Extract:
────
IMB_DigitalDeath4 Last week on December 1st to support World AIDS Day, a small group of celebrities with millions of fans led by Alicia Keyes decided to sacrifice their digital lives to try and save real ones. The campaign, cleverly called "Digital Death" was supported by posters, online ads and a well branded microsite. The premise was simple: a group of celebrities forego using Twitter or Facebook until $1,000,000 in donations are raised for their cause. Anyone involved with the idea might have guessed that this would last for a day or two before the target was met. It has been five days and the donations still haven't even hit $300,000.


This idea isn't bad. The celebrity support is top notch. And the branding is really strong. So why did a campaign like this which has all the individual pieces it should need for success fall flat? Here are a few reasons:

  1. IMB_DigitalDeath3 Inherently egotistical idea. The premise of this entire campaign was built on what is a fairly egotistical idea: that fans care so much about the tweets of their favourite celebrities that they would be willing to donate money to a cause in order to get them back. For core fans – this premise likely holds true … but there are likely many fans of the celebrities who just don't care THAT much.
  2. Asking for too much. When I first saw this campaign last week, they had a minimum donation of $10. Immediately that struck me as a huge strategic mistake. Currently it has been reduced to $1, but this choice likely cost them many supporters who might have given a buck or two at the beginning of the campaign when the buzz was highest, but would never give $10. Even the American Red Cross raising money after the Haiti earthquake had a minimum of $5. The initial minimum of $10 was a big hurdle, and even though they corrected it – it likely was too late.
────
Extracted material:
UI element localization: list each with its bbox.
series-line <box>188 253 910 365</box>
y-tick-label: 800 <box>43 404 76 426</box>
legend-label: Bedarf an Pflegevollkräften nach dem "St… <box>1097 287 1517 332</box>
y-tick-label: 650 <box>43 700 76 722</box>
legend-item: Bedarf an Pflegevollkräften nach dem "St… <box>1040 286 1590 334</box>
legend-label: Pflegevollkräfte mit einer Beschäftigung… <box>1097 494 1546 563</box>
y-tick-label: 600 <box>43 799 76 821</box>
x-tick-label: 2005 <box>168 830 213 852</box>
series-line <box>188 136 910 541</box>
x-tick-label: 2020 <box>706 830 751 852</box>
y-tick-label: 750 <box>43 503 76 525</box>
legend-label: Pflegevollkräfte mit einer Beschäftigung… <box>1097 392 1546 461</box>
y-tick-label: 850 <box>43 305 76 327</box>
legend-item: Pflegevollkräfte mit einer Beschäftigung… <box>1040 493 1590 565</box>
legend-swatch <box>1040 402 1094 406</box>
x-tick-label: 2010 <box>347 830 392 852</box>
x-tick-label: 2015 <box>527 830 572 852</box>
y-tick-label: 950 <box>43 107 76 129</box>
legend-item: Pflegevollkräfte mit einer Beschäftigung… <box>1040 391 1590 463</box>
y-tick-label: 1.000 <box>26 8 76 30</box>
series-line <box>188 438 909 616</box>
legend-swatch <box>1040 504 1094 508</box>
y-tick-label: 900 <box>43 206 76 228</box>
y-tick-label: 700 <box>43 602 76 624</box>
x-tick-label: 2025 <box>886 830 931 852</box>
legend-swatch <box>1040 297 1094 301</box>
────
Exercise requirements:
Carry on the article about the "Digital Death" celebrity campaign for World AIDS Day, beginning right after its last sentence.

Your response:
  3. Unclear connection to cause. The campaign was understandable for what the celebrities were doing, but the connection between stopping the use (or overuse) of social media and helping keep kids fighting AIDS alive was a very thin one. The best campaigns are ones where the themes work together, and in this case they didn't.
  4. Going against cultural trends. There is a big cultural trend today towards feeling overloaded. People are bombarded with marketing messages, tweets, updates, followers and friends. Most of us just want a bit more simplicity, so when a group of relatively prolific celebrity Twitter users decide to "go dark" – more than a few fans likely breathed a sigh of relief. For those folks, paying to bring back the noise would be like writing a check to someone to punch you in the nose. The money might go to a great cause, but I still like my nose too much for that.

How could this campaign have worked and still made a big impact? One core thing I would have changed is to use the power of all these celebrities Twitter accounts for something more than silence. What if they all chose to spend 24 or 48 hours ONLY tweeting about Keep A Child Alive? Or how about donating some of their own money for everyone who asks them to stop their digital death? 

This campaign had a chance to be something great – but now the only thing left for us to see is how the celebrities participating will come "back to life" online and quietly leave this behind them.

Update 12/6/10 4:06pmUsher breaks his "digital death" pledge prematurely.

Update #2 12/6/10 9:02pm – Looks like the campaign miraculously went viral and raised over $700k in less than 24 hours so they are now at over $1 million raised. Either that or some of the celebs put up some cash to get their own digital lives back.